(Items from a data source)
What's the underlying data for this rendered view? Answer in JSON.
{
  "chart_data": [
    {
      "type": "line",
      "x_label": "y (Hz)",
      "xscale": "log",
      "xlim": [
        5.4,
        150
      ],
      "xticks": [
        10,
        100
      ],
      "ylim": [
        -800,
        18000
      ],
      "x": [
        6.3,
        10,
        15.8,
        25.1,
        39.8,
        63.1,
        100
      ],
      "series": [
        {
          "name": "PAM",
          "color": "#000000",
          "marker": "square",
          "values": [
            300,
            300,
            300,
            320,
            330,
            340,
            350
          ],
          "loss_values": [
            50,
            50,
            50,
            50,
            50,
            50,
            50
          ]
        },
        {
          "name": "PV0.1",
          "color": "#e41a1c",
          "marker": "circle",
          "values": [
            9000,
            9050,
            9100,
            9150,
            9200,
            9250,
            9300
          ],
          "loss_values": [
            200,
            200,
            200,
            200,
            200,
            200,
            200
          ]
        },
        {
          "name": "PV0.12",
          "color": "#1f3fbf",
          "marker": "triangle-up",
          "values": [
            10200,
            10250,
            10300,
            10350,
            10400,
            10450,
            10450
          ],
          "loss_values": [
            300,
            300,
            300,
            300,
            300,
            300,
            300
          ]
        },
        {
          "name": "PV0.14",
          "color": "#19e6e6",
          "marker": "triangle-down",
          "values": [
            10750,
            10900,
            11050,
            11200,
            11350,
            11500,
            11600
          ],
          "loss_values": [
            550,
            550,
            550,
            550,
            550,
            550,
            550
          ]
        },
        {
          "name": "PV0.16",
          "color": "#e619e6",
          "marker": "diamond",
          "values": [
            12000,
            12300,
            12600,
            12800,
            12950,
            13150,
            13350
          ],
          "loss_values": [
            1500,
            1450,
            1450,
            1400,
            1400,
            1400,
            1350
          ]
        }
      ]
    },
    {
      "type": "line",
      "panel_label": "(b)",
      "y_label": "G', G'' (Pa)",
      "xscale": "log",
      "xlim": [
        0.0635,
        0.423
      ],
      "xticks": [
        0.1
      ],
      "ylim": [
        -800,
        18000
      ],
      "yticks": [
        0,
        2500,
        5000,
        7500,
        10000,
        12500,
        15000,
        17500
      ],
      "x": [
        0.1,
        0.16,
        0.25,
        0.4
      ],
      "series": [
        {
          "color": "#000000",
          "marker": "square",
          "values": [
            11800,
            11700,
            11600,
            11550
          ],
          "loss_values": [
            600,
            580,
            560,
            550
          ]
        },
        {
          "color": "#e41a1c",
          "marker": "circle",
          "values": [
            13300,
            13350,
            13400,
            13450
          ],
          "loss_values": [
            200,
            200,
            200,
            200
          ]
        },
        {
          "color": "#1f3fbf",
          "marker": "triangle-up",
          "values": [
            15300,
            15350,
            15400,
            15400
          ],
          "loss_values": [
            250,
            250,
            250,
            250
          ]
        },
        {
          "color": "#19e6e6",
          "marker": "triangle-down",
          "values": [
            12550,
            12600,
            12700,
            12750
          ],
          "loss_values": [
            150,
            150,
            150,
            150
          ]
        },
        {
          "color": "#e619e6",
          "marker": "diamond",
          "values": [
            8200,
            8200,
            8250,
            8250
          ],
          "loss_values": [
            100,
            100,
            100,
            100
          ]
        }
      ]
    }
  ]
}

AIM:
Without changing a word, restate the whole listing.

CORRECT RESULT:
What's the underlying data for this rendered view? Answer in JSON.
{
  "chart_data": [
    {
      "type": "line",
      "x_label": "y (Hz)",
      "xscale": "log",
      "xlim": [
        5.4,
        150
      ],
      "xticks": [
        10,
        100
      ],
      "ylim": [
        -800,
        18000
      ],
      "x": [
        6.3,
        10,
        15.8,
        25.1,
        39.8,
        63.1,
        100
      ],
      "series": [
        {
          "name": "PAM",
          "color": "#000000",
          "marker": "square",
          "values": [
            300,
            300,
            300,
            320,
            330,
            340,
            350
          ],
          "loss_values": [
            50,
            50,
            50,
            50,
            50,
            50,
            50
          ]
        },
        {
          "name": "PV0.1",
          "color": "#e41a1c",
          "marker": "circle",
          "values": [
            9000,
            9050,
            9100,
            9150,
            9200,
            9250,
            9300
          ],
          "loss_values": [
            200,
            200,
            200,
            200,
            200,
            200,
            200
          ]
        },
        {
          "name": "PV0.12",
          "color": "#1f3fbf",
          "marker": "triangle-up",
          "values": [
            10200,
            10250,
            10300,
            10350,
            10400,
            10450,
            10450
          ],
          "loss_values": [
            300,
            300,
            300,
            300,
            300,
            300,
            300
          ]
        },
        {
          "name": "PV0.14",
          "color": "#19e6e6",
          "marker": "triangle-down",
          "values": [
            10750,
            10900,
            11050,
            11200,
            11350,
            11500,
            11600
          ],
          "loss_values": [
            550,
            550,
            550,
            550,
            550,
            550,
            550
          ]
        },
        {
          "name": "PV0.16",
          "color": "#e619e6",
          "marker": "diamond",
          "values": [
            12000,
            12300,
            12600,
            12800,
            12950,
            13150,
            13350
          ],
          "loss_values": [
            1500,
            1450,
            1450,
            1400,
            1400,
            1400,
            1350
          ]
        }
      ]
    },
    {
      "type": "line",
      "panel_label": "(b)",
      "y_label": "G', G'' (Pa)",
      "xscale": "log",
      "xlim": [
        0.0635,
        0.423
      ],
      "xticks": [
        0.1
      ],
      "ylim": [
        -800,
        18000
      ],
      "yticks": [
        0,
        2500,
        5000,
        7500,
        10000,
        12500,
        15000,
        17500
      ],
      "x": [
        0.1,
        0.16,
        0.25,
        0.4
      ],
      "series": [
        {
          "color": "#000000",
          "marker": "square",
          "values": [
            11800,
            11700,
            11600,
            11550
          ],
          "loss_values": [
            600,
            580,
            560,
            550
          ]
        },
        {
          "color": "#e41a1c",
          "marker": "circle",
          "values": [
            13300,
            13350,
            13400,
            13450
          ],
          "loss_values": [
            200,
            200,
            200,
            200
          ]
        },
        {
          "color": "#1f3fbf",
          "marker": "triangle-up",
          "values": [
            15300,
            15350,
            15400,
            15400
          ],
          "loss_values": [
            250,
            250,
            250,
            250
          ]
        },
        {
          "color": "#19e6e6",
          "marker": "triangle-down",
          "values": [
            12550,
            12600,
            12700,
            12750
          ],
          "loss_values": [
            150,
            150,
            150,
            150
          ]
        },
        {
          "color": "#e619e6",
          "marker": "diamond",
          "values": [
            8200,
            8200,
            8250,
            8250
          ],
          "loss_values": [
            100,
            100,
            100,
            100
          ]
        }
      ]
    }
  ]
}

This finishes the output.